[TASK DIRECTIONS]
Read the records below and copy each line that contains "site".

- - -

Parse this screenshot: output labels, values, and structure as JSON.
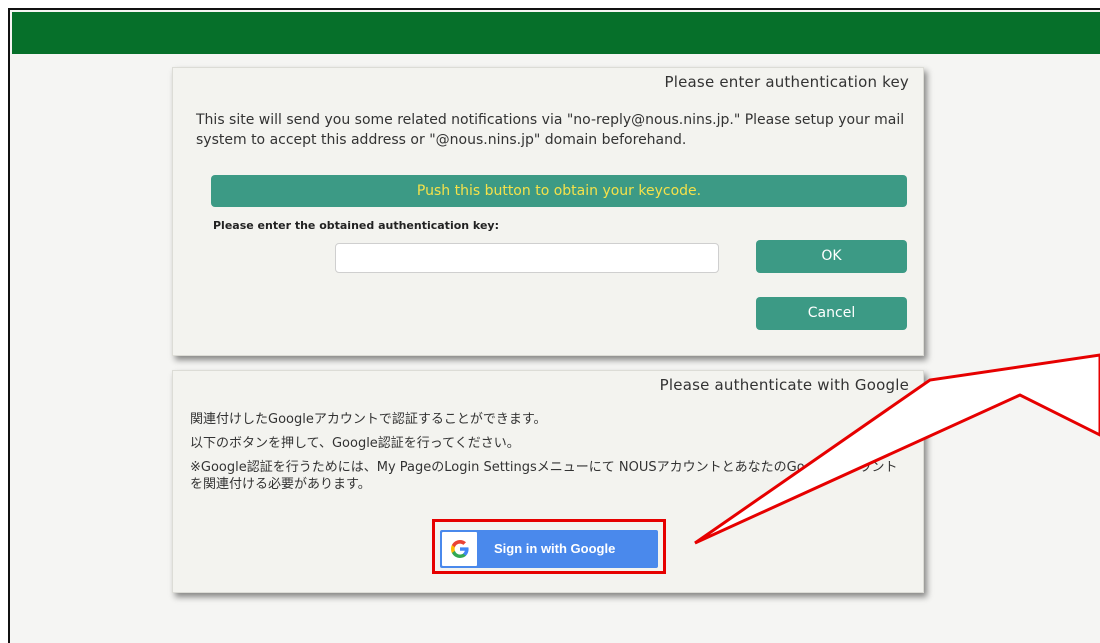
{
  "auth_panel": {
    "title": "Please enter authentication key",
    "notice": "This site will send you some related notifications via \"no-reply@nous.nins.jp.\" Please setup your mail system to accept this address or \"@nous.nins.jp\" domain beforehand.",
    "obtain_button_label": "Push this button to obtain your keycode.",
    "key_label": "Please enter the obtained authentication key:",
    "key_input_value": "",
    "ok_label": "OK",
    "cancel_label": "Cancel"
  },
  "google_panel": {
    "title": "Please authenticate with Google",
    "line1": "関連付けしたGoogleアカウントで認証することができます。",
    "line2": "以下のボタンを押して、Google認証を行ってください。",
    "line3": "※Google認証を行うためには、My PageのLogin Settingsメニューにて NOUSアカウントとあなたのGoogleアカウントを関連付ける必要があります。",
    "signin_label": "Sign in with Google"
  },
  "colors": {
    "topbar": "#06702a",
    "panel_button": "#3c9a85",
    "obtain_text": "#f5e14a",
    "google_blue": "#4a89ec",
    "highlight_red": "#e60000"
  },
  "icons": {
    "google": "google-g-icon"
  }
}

- - -

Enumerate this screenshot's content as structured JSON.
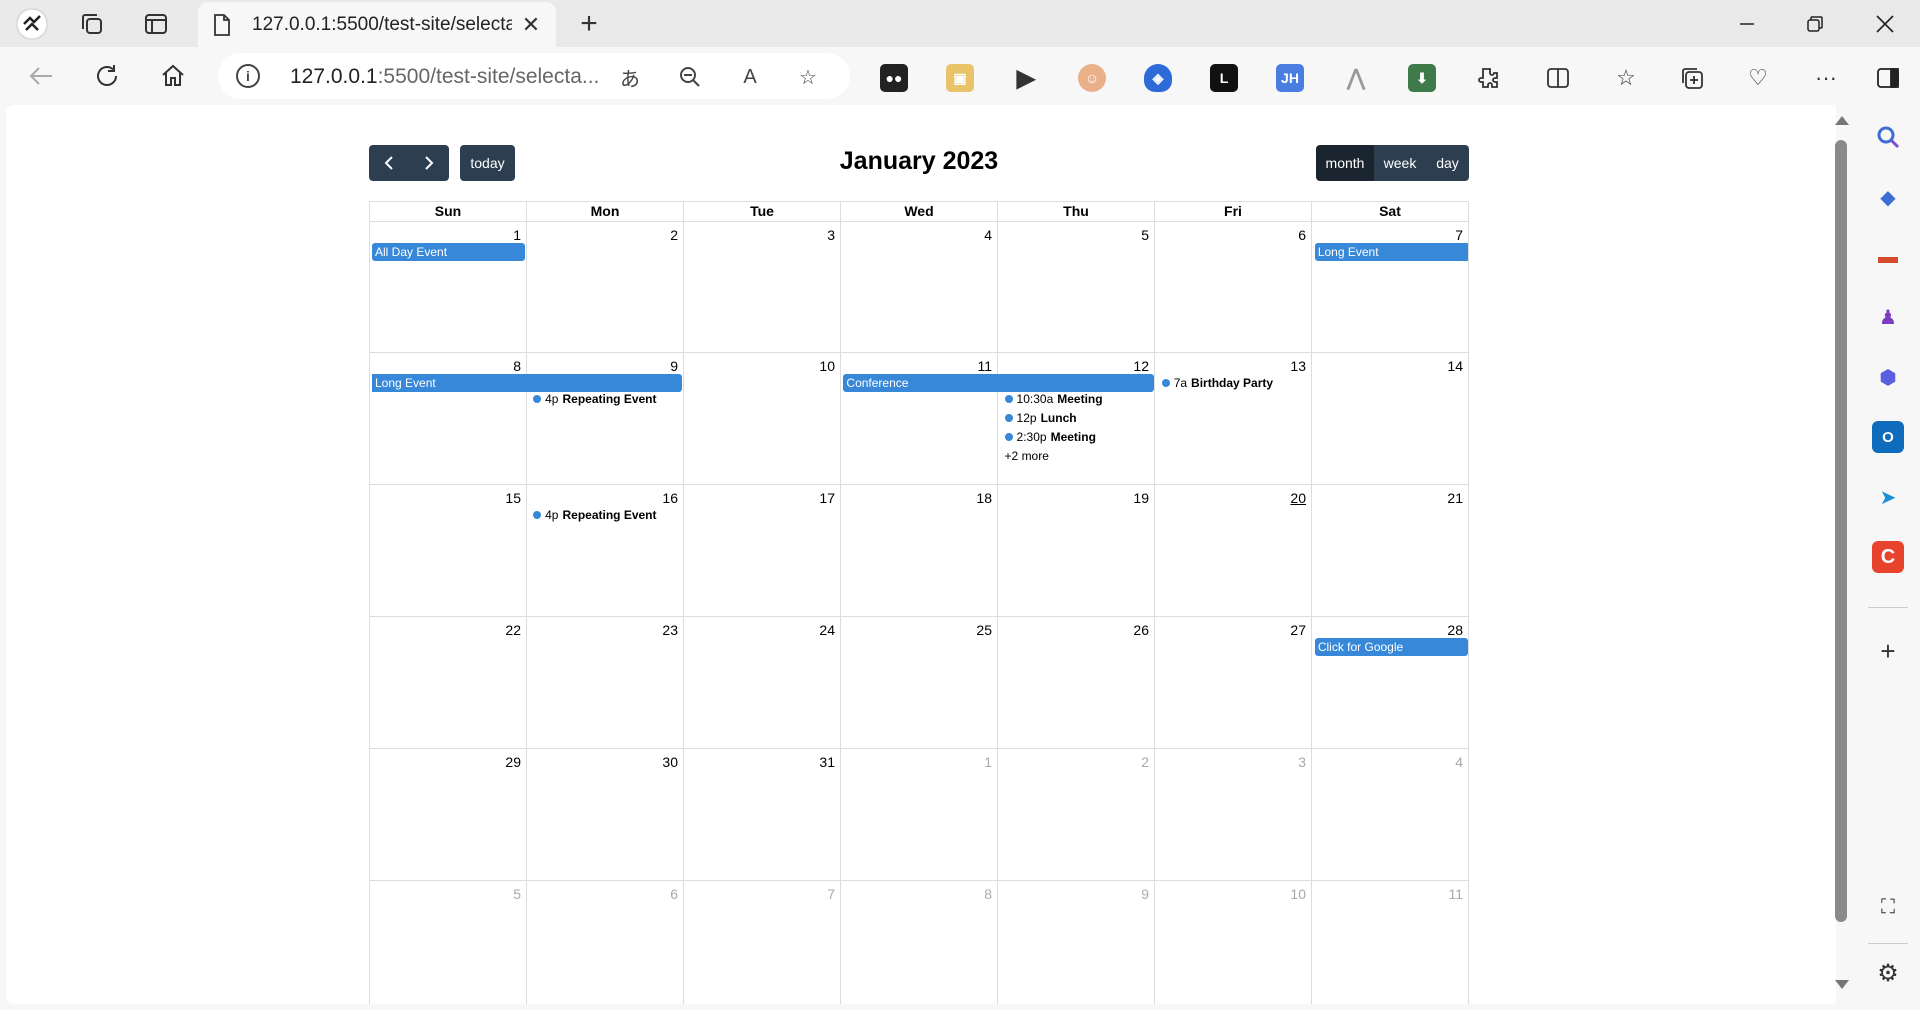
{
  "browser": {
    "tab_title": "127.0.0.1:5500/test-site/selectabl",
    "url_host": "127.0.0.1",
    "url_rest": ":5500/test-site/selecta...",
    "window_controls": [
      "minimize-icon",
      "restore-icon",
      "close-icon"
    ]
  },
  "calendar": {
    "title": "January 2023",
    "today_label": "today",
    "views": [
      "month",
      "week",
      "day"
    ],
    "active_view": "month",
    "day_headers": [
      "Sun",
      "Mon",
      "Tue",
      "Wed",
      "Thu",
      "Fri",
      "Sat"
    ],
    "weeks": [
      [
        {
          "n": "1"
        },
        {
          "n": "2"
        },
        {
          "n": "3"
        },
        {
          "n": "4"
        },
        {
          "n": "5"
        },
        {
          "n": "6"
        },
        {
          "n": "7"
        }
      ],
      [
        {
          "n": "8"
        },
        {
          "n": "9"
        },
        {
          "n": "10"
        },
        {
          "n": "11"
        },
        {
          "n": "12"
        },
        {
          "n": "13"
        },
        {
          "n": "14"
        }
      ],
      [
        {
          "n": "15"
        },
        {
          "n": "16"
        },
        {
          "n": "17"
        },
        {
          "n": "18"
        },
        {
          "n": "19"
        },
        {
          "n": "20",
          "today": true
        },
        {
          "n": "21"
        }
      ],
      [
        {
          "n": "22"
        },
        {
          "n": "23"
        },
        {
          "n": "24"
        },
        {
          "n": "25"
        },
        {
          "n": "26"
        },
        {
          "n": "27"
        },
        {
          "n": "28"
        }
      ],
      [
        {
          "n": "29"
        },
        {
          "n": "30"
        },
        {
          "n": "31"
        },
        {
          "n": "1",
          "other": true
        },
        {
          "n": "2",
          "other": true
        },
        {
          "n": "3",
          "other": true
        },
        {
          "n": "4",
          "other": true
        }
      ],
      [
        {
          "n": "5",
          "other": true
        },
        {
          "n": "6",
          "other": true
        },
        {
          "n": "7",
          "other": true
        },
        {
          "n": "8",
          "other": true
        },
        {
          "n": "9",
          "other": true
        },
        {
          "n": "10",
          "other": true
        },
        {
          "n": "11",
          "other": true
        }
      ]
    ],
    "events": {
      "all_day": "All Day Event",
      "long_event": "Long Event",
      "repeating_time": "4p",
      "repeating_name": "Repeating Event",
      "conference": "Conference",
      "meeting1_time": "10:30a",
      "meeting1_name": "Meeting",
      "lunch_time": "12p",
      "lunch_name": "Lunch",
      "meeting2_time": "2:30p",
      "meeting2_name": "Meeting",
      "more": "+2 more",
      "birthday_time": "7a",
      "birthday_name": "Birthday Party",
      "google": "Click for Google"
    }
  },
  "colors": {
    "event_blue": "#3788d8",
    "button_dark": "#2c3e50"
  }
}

- - -

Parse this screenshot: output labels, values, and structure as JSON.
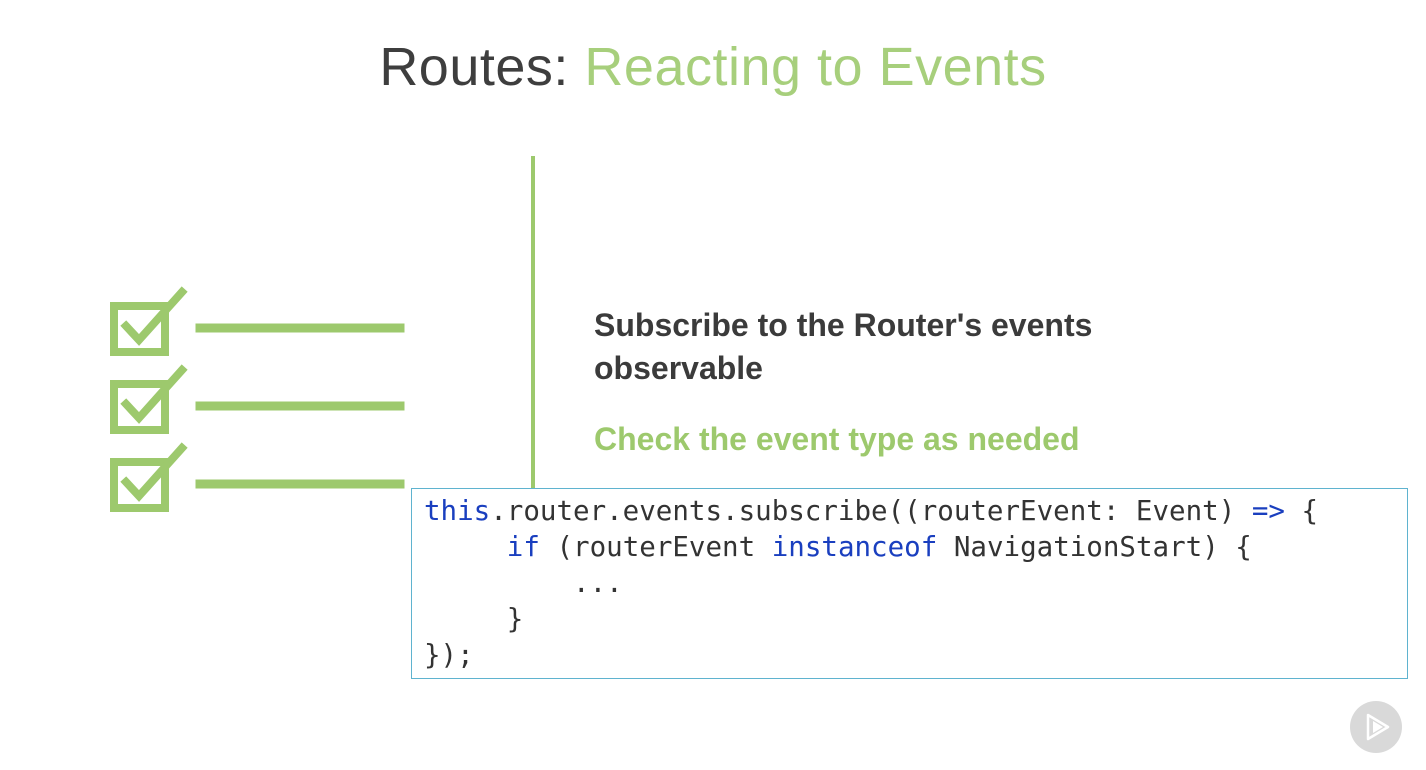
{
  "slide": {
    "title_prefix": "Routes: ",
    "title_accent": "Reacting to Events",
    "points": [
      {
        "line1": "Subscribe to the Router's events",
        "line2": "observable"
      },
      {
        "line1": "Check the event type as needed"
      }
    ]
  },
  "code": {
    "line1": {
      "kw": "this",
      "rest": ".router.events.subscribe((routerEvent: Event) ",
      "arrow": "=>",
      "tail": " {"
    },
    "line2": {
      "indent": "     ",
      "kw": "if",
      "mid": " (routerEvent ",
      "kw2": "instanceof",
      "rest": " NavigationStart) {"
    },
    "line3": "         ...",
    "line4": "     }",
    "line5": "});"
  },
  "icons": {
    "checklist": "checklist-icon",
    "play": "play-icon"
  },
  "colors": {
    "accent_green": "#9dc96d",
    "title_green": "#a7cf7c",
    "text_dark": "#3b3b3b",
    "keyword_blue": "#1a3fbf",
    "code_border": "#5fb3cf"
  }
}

- - -

[RESULT FOR THIS TASK]
    "notice": "This site will send you some related notifications via \"no-reply@nous.nins.jp.\" Please setup your mail system to accept this address or \"@nous.nins.jp\" domain beforehand.",
    "tab_title": "127.0.0.1:5500/test-site/selectabl",
    "url_rest": ":5500/test-site/selecta...",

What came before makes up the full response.